Items in a dataset:

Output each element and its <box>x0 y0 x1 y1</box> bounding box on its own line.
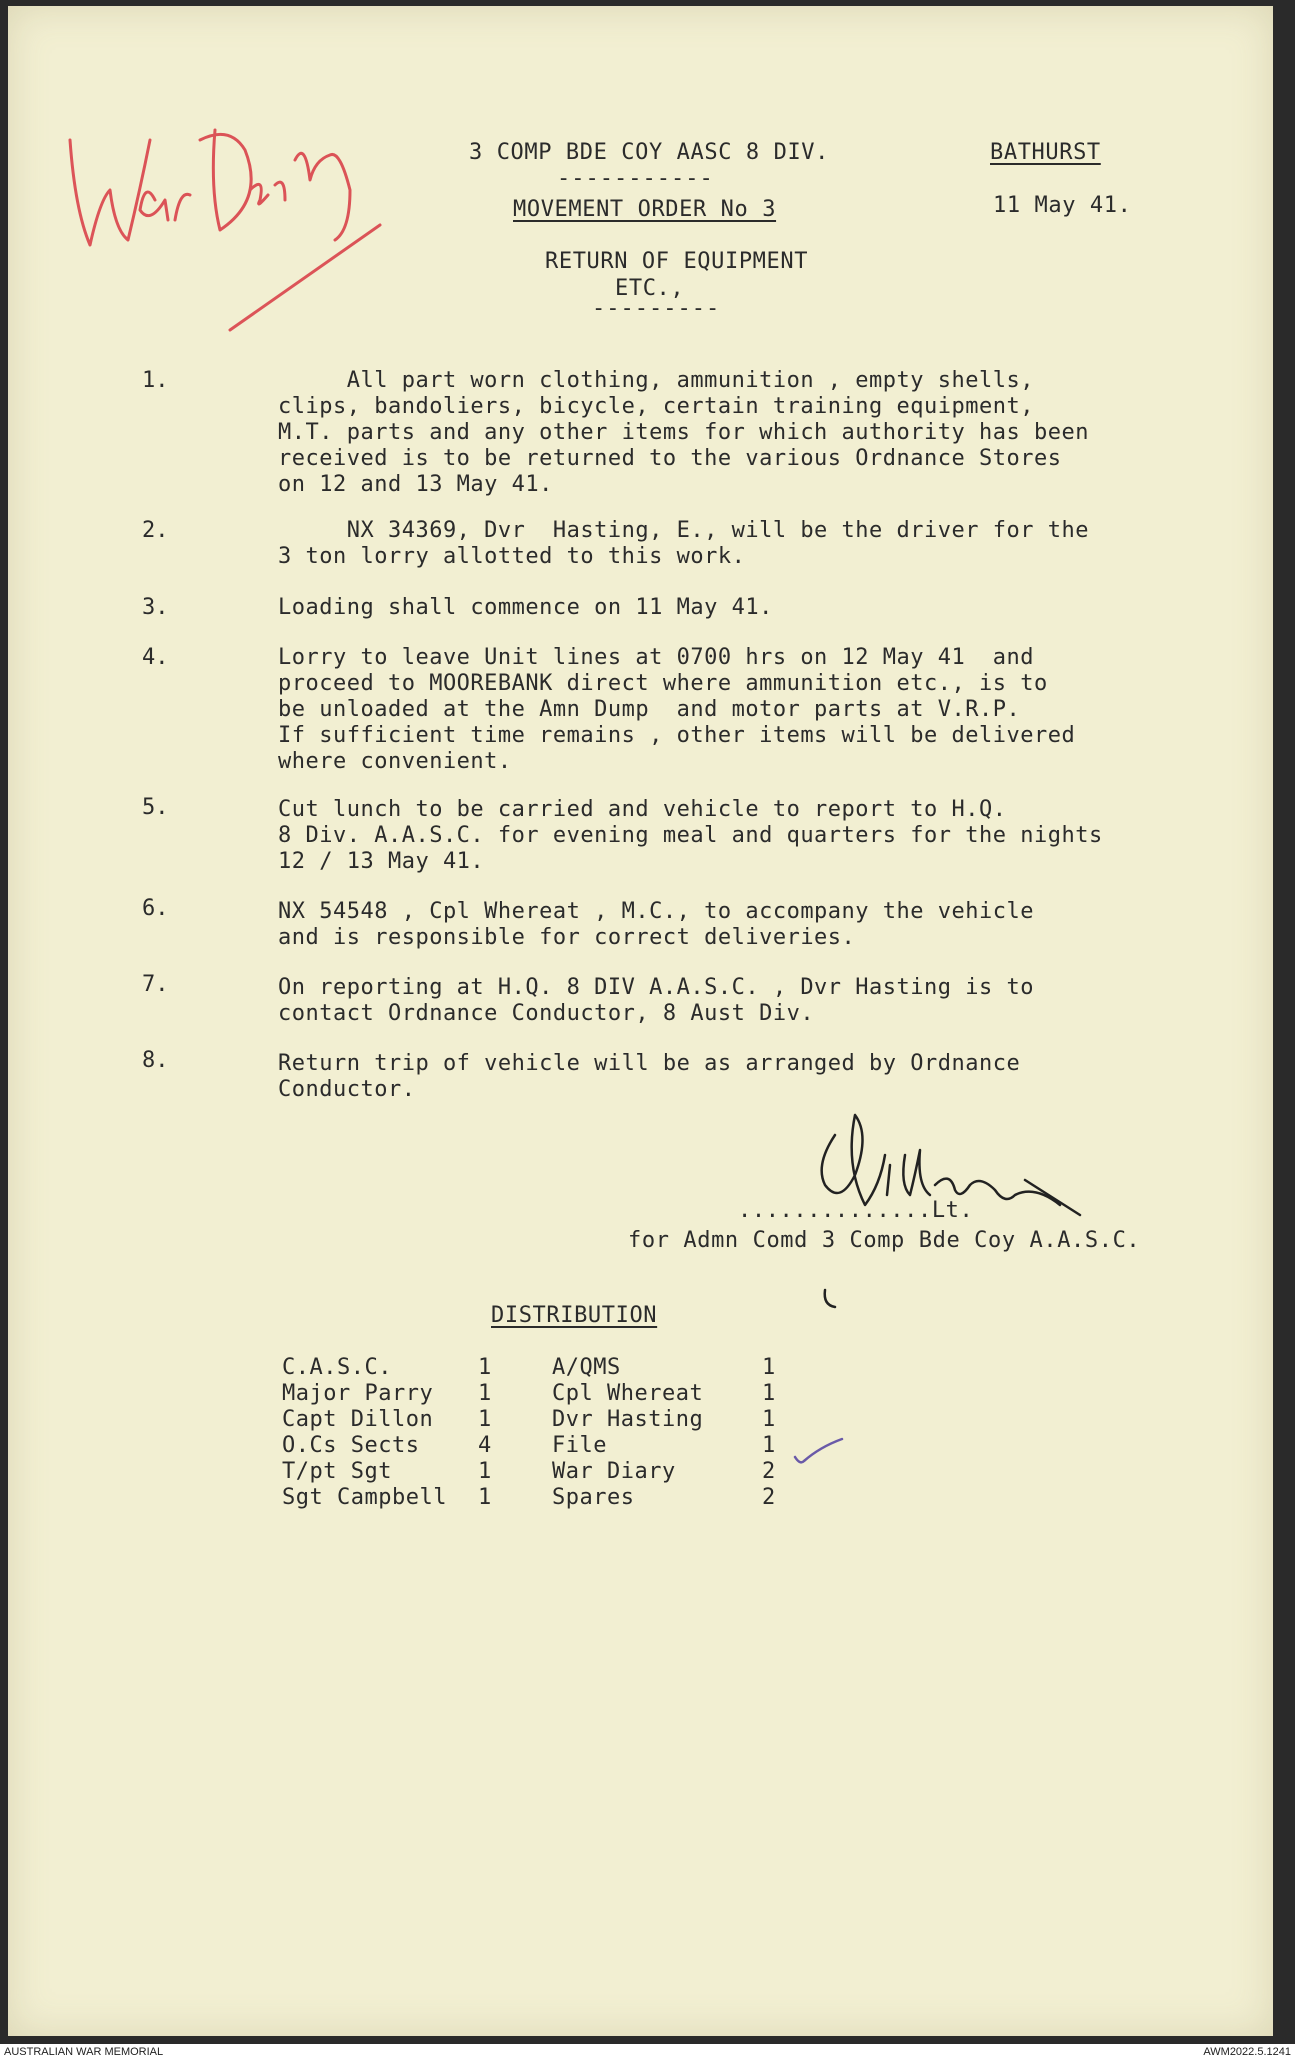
recipient-name: Major Parry <box>282 1381 434 1406</box>
distribution-row <box>282 1459 802 1485</box>
signature-line: for Admn Comd 3 Comp Bde Coy A.A.S.C. <box>628 1228 1141 1253</box>
recipient-name: Cpl Whereat <box>552 1381 704 1406</box>
recipient-qty: 1 <box>478 1485 492 1510</box>
recipient-name: A/QMS <box>552 1355 621 1380</box>
archive-footer <box>0 2044 1295 2061</box>
paragraph-number: 2. <box>142 518 169 543</box>
subject-rule: --------- <box>592 296 721 321</box>
paragraph-line: where convenient. <box>278 749 512 774</box>
recipient-qty: 1 <box>762 1381 776 1406</box>
paragraph-line: NX 34369, Dvr Hasting, E., will be the driver for the <box>278 518 1089 543</box>
war-diary-annotation <box>50 80 410 340</box>
archive-name: AUSTRALIAN WAR MEMORIAL <box>4 2046 164 2058</box>
paragraph-line: 12 / 13 May 41. <box>278 849 485 874</box>
distribution-list <box>282 1355 802 1511</box>
paragraph-line: be unloaded at the Amn Dump and motor parts at V.R.P. <box>278 697 1021 722</box>
paragraph-line: 8 Div. A.A.S.C. for evening meal and quarters for the nights <box>278 823 1103 848</box>
paragraph-number: 4. <box>142 645 169 670</box>
paragraph-number: 3. <box>142 595 169 620</box>
recipient-qty: 1 <box>478 1355 492 1380</box>
paragraph-number: 7. <box>142 972 169 997</box>
subject-line-1: RETURN OF EQUIPMENT <box>545 249 809 274</box>
distribution-row <box>282 1407 802 1433</box>
paragraph-line: M.T. parts and any other items for which authority has been <box>278 420 1089 445</box>
distribution-row <box>282 1433 802 1459</box>
paragraph-line: contact Ordnance Conductor, 8 Aust Div. <box>278 1001 815 1026</box>
recipient-name: Sgt Campbell <box>282 1485 447 1510</box>
paragraph-line: All part worn clothing, ammunition , empty shells, <box>278 368 1034 393</box>
paragraph-line: on 12 and 13 May 41. <box>278 472 553 497</box>
recipient-name: Dvr Hasting <box>552 1407 704 1432</box>
paragraph-line: Return trip of vehicle will be as arranged by Ordnance <box>278 1051 1021 1076</box>
unit-heading-rule: ----------- <box>557 166 714 191</box>
recipient-name: File <box>552 1433 607 1458</box>
paragraph-line: Conductor. <box>278 1077 416 1102</box>
paragraph-line: If sufficient time remains , other items will be delivered <box>278 723 1076 748</box>
paragraph-line: clips, bandoliers, bicycle, certain training equipment, <box>278 394 1034 419</box>
location: BATHURST <box>990 140 1101 165</box>
recipient-qty: 1 <box>762 1355 776 1380</box>
tick-mark-icon <box>790 1435 850 1475</box>
order-title: MOVEMENT ORDER No 3 <box>513 197 777 222</box>
recipient-name: C.A.S.C. <box>282 1355 392 1380</box>
paragraph-line: Lorry to leave Unit lines at 0700 hrs on 12 May 41 and <box>278 645 1034 670</box>
recipient-name: Capt Dillon <box>282 1407 434 1432</box>
recipient-qty: 4 <box>478 1433 492 1458</box>
recipient-qty: 1 <box>478 1381 492 1406</box>
recipient-qty: 2 <box>762 1485 776 1510</box>
paragraph-line: On reporting at H.Q. 8 DIV A.A.S.C. , Dvr Hasting is to <box>278 975 1034 1000</box>
unit-heading: 3 COMP BDE COY AASC 8 DIV. <box>469 140 829 165</box>
archive-reference: AWM2022.5.1241 <box>1203 2046 1291 2058</box>
recipient-qty: 2 <box>762 1459 776 1484</box>
recipient-qty: 1 <box>762 1433 776 1458</box>
recipient-name: Spares <box>552 1485 635 1510</box>
subject-line-2: ETC., <box>615 276 685 301</box>
paragraph-line: proceed to MOOREBANK direct where ammunition etc., is to <box>278 671 1048 696</box>
recipient-qty: 1 <box>762 1407 776 1432</box>
recipient-name: T/pt Sgt <box>282 1459 392 1484</box>
paragraph-number: 1. <box>142 368 169 393</box>
paragraph-number: 5. <box>142 795 169 820</box>
paragraph-line: 3 ton lorry allotted to this work. <box>278 544 746 569</box>
distribution-title: DISTRIBUTION <box>491 1303 658 1328</box>
distribution-row <box>282 1485 802 1511</box>
distribution-row <box>282 1355 802 1381</box>
recipient-qty: 1 <box>478 1407 492 1432</box>
paragraph-line: and is responsible for correct deliveries. <box>278 925 856 950</box>
paragraph-number: 8. <box>142 1048 169 1073</box>
signature-dots: ..............Lt. <box>738 1198 974 1223</box>
paragraph-line: received is to be returned to the various Ordnance Stores <box>278 446 1062 471</box>
paragraph-line: Cut lunch to be carried and vehicle to report to H.Q. <box>278 797 1007 822</box>
distribution-row <box>282 1381 802 1407</box>
recipient-name: O.Cs Sects <box>282 1433 420 1458</box>
paragraph-line: NX 54548 , Cpl Whereat , M.C., to accompany the vehicle <box>278 899 1034 924</box>
paragraph-number: 6. <box>142 896 169 921</box>
document-date: 11 May 41. <box>993 193 1132 218</box>
recipient-name: War Diary <box>552 1459 676 1484</box>
paragraph-line: Loading shall commence on 11 May 41. <box>278 595 773 620</box>
recipient-qty: 1 <box>478 1459 492 1484</box>
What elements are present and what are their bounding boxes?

• TASK DESCRIPTION
Render every line of the data above as a JSON list of strings, one string per line, skipping blank lines and omitting the pictures.

• OUTPUT OF THE TASK
[
  "Output each element and its <box>x0 y0 x1 y1</box> bounding box on its own line.",
  "recipient-name: Major Parry <box>282 1381 434 1406</box>",
  "distribution-row <box>282 1459 802 1485</box>",
  "signature-line: for Admn Comd 3 Comp Bde Coy A.A.S.C. <box>628 1228 1141 1253</box>",
  "recipient-name: Cpl Whereat <box>552 1381 704 1406</box>",
  "recipient-qty: 1 <box>478 1485 492 1510</box>",
  "recipient-name: A/QMS <box>552 1355 621 1380</box>",
  "archive-footer <box>0 2044 1295 2061</box>",
  "paragraph-number: 2. <box>142 518 169 543</box>",
  "subject-rule: --------- <box>592 296 721 321</box>",
  "paragraph-line: where convenient. <box>278 749 512 774</box>",
  "recipient-qty: 1 <box>762 1381 776 1406</box>",
  "paragraph-line: NX 34369, Dvr Hasting, E., will be the driver for the <box>278 518 1089 543</box>",
  "war-diary-annotation <box>50 80 410 340</box>",
  "archive-name: AUSTRALIAN WAR MEMORIAL <box>4 2046 164 2058</box>",
  "paragraph-line: 12 / 13 May 41. <box>278 849 485 874</box>",
  "distribution-list <box>282 1355 802 1511</box>",
  "paragraph-line: be unloaded at the Amn Dump and motor parts at V.R.P. <box>278 697 1021 722</box>",
  "paragraph-line: 8 Div. A.A.S.C. for evening meal and quarters for the nights <box>278 823 1103 848</box>",
  "paragraph-number: 4. <box>142 645 169 670</box>",
  "paragraph-number: 3. <box>142 595 169 620</box>",
  "recipient-qty: 1 <box>478 1355 492 1380</box>",
  "paragraph-number: 7. <box>142 972 169 997</box>",
  "subject-line-1: RETURN OF EQUIPMENT <box>545 249 809 274</box>",
  "distribution-row <box>282 1407 802 1433</box>",
  "paragraph-line: M.T. parts and any other items for which authority has been <box>278 420 1089 445</box>",
  "distribution-row <box>282 1433 802 1459</box>",
  "paragraph-line: contact Ordnance Conductor, 8 Aust Div. <box>278 1001 815 1026</box>",
  "recipient-name: Sgt Campbell <box>282 1485 447 1510</box>",
  "paragraph-line: All part worn clothing, ammunition , empty shells, <box>278 368 1034 393</box>",
  "paragraph-line: on 12 and 13 May 41. <box>278 472 553 497</box>",
  "recipient-name: Dvr Hasting <box>552 1407 704 1432</box>",
  "paragraph-line: Return trip of vehicle will be as arranged by Ordnance <box>278 1051 1021 1076</box>",
  "unit-heading-rule: ----------- <box>557 166 714 191</box>",
  "recipient-name: File <box>552 1433 607 1458</box>",
  "paragraph-line: Conductor. <box>278 1077 416 1102</box>",
  "paragraph-line: If sufficient time remains , other items will be delivered <box>278 723 1076 748</box>",
  "paragraph-line: clips, bandoliers, bicycle, certain training equipment, <box>278 394 1034 419</box>",
  "location: BATHURST <box>990 140 1101 165</box>",
  "recipient-qty: 1 <box>762 1355 776 1380</box>",
  "tick-mark-icon <box>790 1435 850 1475</box>",
  "order-title: MOVEMENT ORDER No 3 <box>513 197 777 222</box>",
  "recipient-name: C.A.S.C. <box>282 1355 392 1380</box>",
  "paragraph-line: Lorry to leave Unit lines at 0700 hrs on 12 May 41 and <box>278 645 1034 670</box>",
  "recipient-name: Capt Dillon <box>282 1407 434 1432</box>",
  "recipient-qty: 4 <box>478 1433 492 1458</box>",
  "recipient-qty: 1 <box>478 1381 492 1406</box>",
  "recipient-qty: 2 <box>762 1485 776 1510</box>",
  "paragraph-line: On reporting at H.Q. 8 DIV A.A.S.C. , Dvr Hasting is to <box>278 975 1034 1000</box>",
  "unit-heading: 3 COMP BDE COY AASC 8 DIV. <box>469 140 829 165</box>",
  "archive-reference: AWM2022.5.1241 <box>1203 2046 1291 2058</box>",
  "recipient-qty: 2 <box>762 1459 776 1484</box>",
  "recipient-qty: 1 <box>762 1433 776 1458</box>",
  "recipient-name: Spares <box>552 1485 635 1510</box>",
  "subject-line-2: ETC., <box>615 276 685 301</box>",
  "paragraph-line: proceed to MOOREBANK direct where ammunition etc., is to <box>278 671 1048 696</box>",
  "recipient-qty: 1 <box>762 1407 776 1432</box>",
  "recipient-name: T/pt Sgt <box>282 1459 392 1484</box>",
  "paragraph-number: 1. <box>142 368 169 393</box>",
  "paragraph-number: 5. <box>142 795 169 820</box>",
  "paragraph-line: 3 ton lorry allotted to this work. <box>278 544 746 569</box>",
  "distribution-title: DISTRIBUTION <box>491 1303 658 1328</box>",
  "distribution-row <box>282 1485 802 1511</box>",
  "distribution-row <box>282 1355 802 1381</box>",
  "recipient-qty: 1 <box>478 1407 492 1432</box>",
  "paragraph-line: and is responsible for correct deliveries. <box>278 925 856 950</box>",
  "paragraph-number: 8. <box>142 1048 169 1073</box>",
  "signature-dots: ..............Lt. <box>738 1198 974 1223</box>",
  "paragraph-line: received is to be returned to the various Ordnance Stores <box>278 446 1062 471</box>",
  "paragraph-line: Cut lunch to be carried and vehicle to report to H.Q. <box>278 797 1007 822</box>",
  "distribution-row <box>282 1381 802 1407</box>",
  "recipient-name: O.Cs Sects <box>282 1433 420 1458</box>",
  "paragraph-line: NX 54548 , Cpl Whereat , M.C., to accompany the vehicle <box>278 899 1034 924</box>",
  "paragraph-number: 6. <box>142 896 169 921</box>",
  "document-date: 11 May 41. <box>993 193 1132 218</box>",
  "recipient-name: War Diary <box>552 1459 676 1484</box>",
  "paragraph-line: Loading shall commence on 11 May 41. <box>278 595 773 620</box>",
  "recipient-qty: 1 <box>478 1459 492 1484</box>",
  "What elements are present and what are their bounding boxes?"
]